(Stored entries)
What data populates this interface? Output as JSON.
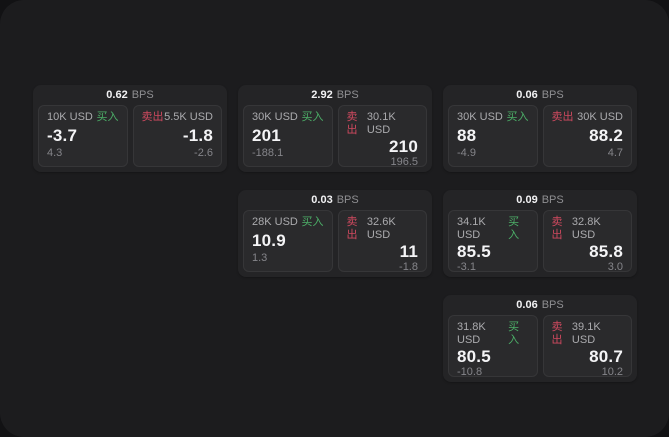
{
  "labels": {
    "buy": "买入",
    "sell": "卖出",
    "bps_unit": "BPS"
  },
  "colors": {
    "buy": "#4caf68",
    "sell": "#d0495f",
    "panel_bg": "#1c1c1e",
    "card_bg": "#242426",
    "subcard_bg": "#2a2a2c"
  },
  "cards": [
    {
      "bps": "0.62",
      "buy": {
        "amount": "10K USD",
        "value": "-3.7",
        "delta": "4.3"
      },
      "sell": {
        "amount": "5.5K USD",
        "value": "-1.8",
        "delta": "-2.6"
      }
    },
    {
      "bps": "2.92",
      "buy": {
        "amount": "30K USD",
        "value": "201",
        "delta": "-188.1"
      },
      "sell": {
        "amount": "30.1K USD",
        "value": "210",
        "delta": "196.5"
      }
    },
    {
      "bps": "0.06",
      "buy": {
        "amount": "30K USD",
        "value": "88",
        "delta": "-4.9"
      },
      "sell": {
        "amount": "30K USD",
        "value": "88.2",
        "delta": "4.7"
      }
    },
    {
      "bps": "0.03",
      "buy": {
        "amount": "28K USD",
        "value": "10.9",
        "delta": "1.3"
      },
      "sell": {
        "amount": "32.6K USD",
        "value": "11",
        "delta": "-1.8"
      }
    },
    {
      "bps": "0.09",
      "buy": {
        "amount": "34.1K USD",
        "value": "85.5",
        "delta": "-3.1"
      },
      "sell": {
        "amount": "32.8K USD",
        "value": "85.8",
        "delta": "3.0"
      }
    },
    {
      "bps": "0.06",
      "buy": {
        "amount": "31.8K USD",
        "value": "80.5",
        "delta": "-10.8"
      },
      "sell": {
        "amount": "39.1K USD",
        "value": "80.7",
        "delta": "10.2"
      }
    }
  ]
}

To be done:
Lines from the records above that hold "amount" are the ones to list.

Right answer:
        "amount": "10K USD",
        "amount": "5.5K USD",
        "amount": "30K USD",
        "amount": "30.1K USD",
        "amount": "30K USD",
        "amount": "30K USD",
        "amount": "28K USD",
        "amount": "32.6K USD",
        "amount": "34.1K USD",
        "amount": "32.8K USD",
        "amount": "31.8K USD",
        "amount": "39.1K USD",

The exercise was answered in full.